=== Extract provided ===

June 21,2021 - A new bill was introduced by the New Jersey Legislature with alarming speed and without an adequate public process.
On June 10th, Senate bill S3926 that allows offshore wind projects to be granted eminent domain for transmission lines was introduced and was referred to the Environment and Energy Committee. Within five days, the bill was already on the agenda for that Committee’s meeting on June 15th and was passed by the Committee.
Similarly, the Assembly version of that bill (A5894) was introduced on June 14th and was referred to the Appropriations Committee. Just two days later, the bill was already on the agenda for the Appropriations Committee’s meeting on June 16th and was passed.
I support New Jersey’s initiatives for renewable energy and, as a general statement, I support offshore wind projects and understand that it is a key component to reaching the ambitious goal of 100% clean energy by 2050.
However, there was no time allowed for the public to be made aware of the bill, to fully digest and understand the impact of the bill, and to provide public input.
Equally as important is the fact that the bill is essentially about eminent domain for onshore connecting transmission lines. New Jersey’s energy master plan envisions a number of offshore wind projects. These are potentially competing projects with different vendors/sponsors. There are discussions on whether these offshore projects should be connected through a single open-access backbone transmission line onshore or on an individual project basis.

=== Data extract ===

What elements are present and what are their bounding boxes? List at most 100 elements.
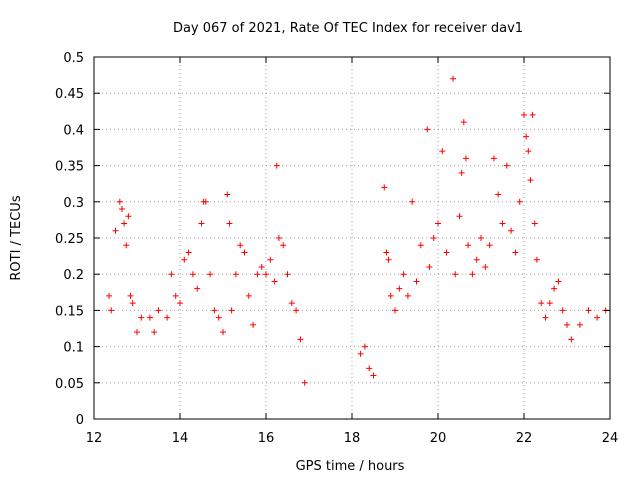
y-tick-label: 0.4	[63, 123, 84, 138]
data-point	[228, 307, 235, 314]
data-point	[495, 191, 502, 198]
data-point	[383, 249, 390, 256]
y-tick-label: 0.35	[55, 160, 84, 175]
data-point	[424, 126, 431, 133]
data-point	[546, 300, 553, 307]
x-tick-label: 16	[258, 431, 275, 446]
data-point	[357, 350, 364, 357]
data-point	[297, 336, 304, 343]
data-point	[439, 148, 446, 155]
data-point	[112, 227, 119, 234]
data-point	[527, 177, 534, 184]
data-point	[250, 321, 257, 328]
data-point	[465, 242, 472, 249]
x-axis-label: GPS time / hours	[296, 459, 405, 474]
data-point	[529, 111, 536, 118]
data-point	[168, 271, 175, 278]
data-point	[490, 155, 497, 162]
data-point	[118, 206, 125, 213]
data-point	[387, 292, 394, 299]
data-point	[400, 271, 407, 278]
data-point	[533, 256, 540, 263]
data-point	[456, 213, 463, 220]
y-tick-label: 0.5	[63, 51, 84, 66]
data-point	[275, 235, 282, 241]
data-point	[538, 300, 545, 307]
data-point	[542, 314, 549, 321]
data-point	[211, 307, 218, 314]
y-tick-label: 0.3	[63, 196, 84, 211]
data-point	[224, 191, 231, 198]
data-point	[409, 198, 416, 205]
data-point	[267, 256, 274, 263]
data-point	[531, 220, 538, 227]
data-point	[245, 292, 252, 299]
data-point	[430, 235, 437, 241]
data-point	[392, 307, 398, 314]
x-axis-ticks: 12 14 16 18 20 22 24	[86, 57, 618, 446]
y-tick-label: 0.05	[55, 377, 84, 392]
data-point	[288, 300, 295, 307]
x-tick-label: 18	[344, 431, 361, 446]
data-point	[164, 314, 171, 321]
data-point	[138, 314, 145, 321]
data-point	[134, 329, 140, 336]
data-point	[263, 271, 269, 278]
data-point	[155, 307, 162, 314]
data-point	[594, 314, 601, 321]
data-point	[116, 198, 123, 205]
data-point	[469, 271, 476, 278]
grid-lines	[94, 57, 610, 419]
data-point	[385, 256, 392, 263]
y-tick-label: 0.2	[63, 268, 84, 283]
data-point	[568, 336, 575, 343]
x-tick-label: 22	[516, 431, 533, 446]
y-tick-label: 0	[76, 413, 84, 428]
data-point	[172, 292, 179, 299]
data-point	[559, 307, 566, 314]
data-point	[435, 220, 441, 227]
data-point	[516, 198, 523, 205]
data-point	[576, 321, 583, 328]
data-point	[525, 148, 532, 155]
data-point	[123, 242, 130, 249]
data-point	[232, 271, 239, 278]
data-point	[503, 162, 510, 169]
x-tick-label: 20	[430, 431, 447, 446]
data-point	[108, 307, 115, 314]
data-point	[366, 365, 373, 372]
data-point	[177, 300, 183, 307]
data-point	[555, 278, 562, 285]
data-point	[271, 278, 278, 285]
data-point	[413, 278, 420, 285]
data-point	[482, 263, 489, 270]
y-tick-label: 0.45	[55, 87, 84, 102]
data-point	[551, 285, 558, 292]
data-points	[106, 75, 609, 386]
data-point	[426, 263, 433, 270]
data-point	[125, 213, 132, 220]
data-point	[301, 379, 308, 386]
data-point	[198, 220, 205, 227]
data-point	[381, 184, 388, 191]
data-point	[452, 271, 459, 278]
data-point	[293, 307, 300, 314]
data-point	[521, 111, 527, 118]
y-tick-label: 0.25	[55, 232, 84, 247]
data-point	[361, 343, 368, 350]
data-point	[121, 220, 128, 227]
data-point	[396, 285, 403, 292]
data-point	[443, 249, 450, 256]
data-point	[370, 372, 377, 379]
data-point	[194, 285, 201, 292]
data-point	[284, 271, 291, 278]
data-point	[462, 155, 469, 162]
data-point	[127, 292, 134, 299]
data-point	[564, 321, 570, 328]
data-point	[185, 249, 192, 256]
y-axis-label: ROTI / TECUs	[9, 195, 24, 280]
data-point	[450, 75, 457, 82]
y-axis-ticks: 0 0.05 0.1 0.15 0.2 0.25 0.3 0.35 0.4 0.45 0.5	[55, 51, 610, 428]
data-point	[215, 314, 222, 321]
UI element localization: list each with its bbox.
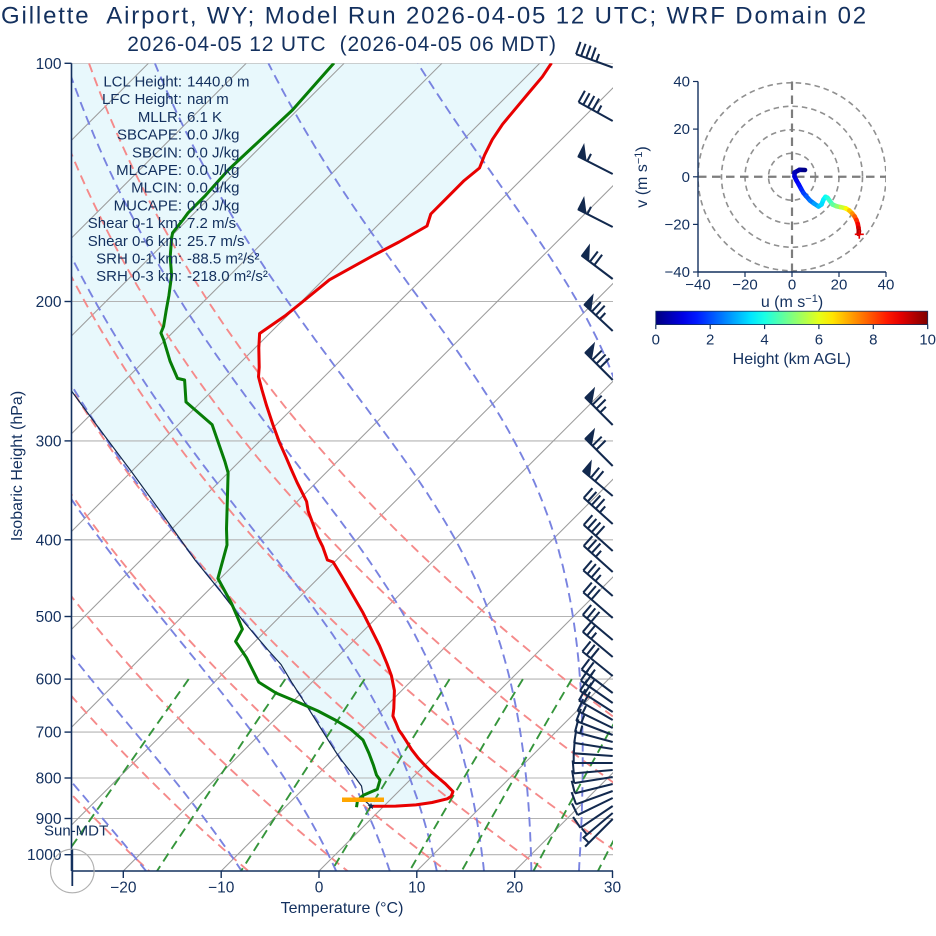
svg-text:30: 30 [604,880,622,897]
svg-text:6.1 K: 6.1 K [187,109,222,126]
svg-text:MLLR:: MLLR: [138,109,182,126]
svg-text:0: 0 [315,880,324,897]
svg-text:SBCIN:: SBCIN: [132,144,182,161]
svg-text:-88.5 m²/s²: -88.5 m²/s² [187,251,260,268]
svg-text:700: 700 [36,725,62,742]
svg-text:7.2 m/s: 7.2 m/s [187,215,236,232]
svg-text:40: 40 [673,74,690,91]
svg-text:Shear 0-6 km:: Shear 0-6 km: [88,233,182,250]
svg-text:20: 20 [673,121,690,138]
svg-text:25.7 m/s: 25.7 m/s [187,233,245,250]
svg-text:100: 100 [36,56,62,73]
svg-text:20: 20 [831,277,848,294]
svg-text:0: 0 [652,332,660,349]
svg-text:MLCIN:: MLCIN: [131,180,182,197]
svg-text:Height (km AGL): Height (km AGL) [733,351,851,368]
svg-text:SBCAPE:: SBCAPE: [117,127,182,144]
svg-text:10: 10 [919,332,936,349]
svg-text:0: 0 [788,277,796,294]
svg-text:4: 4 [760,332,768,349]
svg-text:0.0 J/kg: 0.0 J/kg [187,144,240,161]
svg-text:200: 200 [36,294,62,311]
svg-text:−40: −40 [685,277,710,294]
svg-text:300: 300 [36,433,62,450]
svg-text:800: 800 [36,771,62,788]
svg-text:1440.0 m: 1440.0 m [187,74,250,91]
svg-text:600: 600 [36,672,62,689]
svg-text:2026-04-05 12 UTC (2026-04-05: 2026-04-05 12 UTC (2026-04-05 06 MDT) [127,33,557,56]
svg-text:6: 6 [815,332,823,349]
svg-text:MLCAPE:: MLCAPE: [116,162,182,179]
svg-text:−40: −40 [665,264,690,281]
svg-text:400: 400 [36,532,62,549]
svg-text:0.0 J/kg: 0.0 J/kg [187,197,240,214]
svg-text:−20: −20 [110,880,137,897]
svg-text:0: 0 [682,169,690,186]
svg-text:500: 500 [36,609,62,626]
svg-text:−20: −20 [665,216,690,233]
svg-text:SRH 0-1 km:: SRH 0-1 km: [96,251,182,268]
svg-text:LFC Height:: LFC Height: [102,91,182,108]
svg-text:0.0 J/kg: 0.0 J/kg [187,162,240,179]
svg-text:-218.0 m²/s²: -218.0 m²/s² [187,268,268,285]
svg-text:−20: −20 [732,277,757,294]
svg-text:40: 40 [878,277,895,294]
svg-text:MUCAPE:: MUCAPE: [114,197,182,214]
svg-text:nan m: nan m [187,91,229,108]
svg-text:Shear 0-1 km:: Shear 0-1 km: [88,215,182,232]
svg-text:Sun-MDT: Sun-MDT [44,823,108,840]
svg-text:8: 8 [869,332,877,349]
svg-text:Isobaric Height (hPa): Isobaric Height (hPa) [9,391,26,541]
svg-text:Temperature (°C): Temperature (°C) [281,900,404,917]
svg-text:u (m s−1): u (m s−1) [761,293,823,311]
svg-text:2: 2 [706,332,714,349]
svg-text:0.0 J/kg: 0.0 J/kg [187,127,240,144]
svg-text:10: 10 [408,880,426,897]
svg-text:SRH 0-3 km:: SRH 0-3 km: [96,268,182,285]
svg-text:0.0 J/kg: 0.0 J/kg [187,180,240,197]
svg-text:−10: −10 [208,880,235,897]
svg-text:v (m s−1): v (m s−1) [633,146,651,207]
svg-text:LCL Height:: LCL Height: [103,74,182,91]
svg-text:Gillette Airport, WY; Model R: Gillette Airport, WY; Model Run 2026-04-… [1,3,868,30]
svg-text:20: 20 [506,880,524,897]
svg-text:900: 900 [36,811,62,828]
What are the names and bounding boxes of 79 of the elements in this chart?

===
=== Data extract ===

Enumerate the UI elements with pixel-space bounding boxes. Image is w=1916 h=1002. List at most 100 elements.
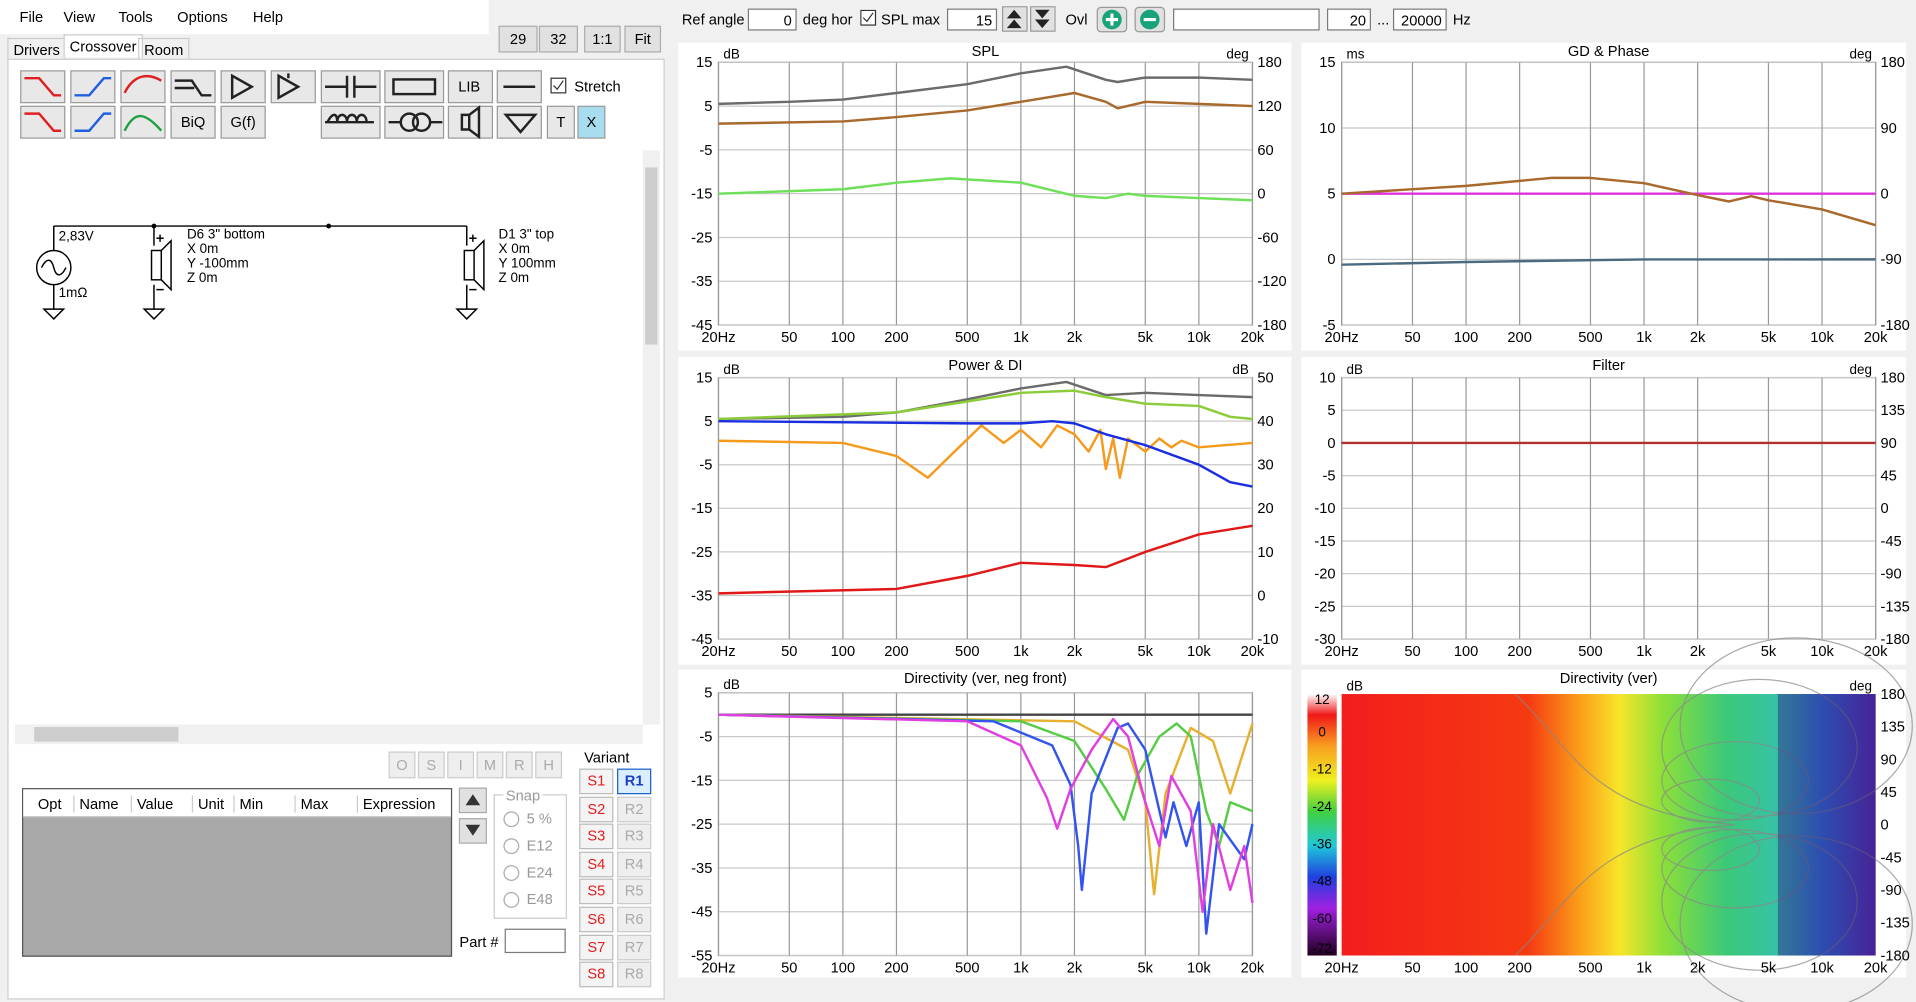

===

> _Directive_
Extend the opinion piece on New Jersey's offshore wind eminent domain bill, starting right after its final sentence about connecting the offshore projects onshore.

> _The reply_
Eminent domain is the power to take properties from their owners for the benefit of the public interest. However, this is not the case for this bill. Instead, the New Jersey Board of Public Utilities (“BPU”) is specifically asked for a determination that a petition for eminent domain is necessary for the construction of an individual offshore wind project. This is very different than a determination that a project is reasonably necessary for the service, convenience, or welfare of the public.
An offshore wind project may have merits and be a qualified project. However, it may not be in the public interest to allow each qualified offshore wind project to have its own transmission line connecting onshore. We and the BPU must be allowed to look at this on a holistic basis. The current wording in the bill appears to preclude the BPU from making a determination that might be in the best public interest.
Ocean City Councilman Tom Rotondi has already spoken out against the bill, saying that “This bill takes away the ability of Shore communities to protect themselves.”
I urge residents to contact their New Jersey State Senate and Assembly representatives to vote NO to these two bills (S3295 and A5894).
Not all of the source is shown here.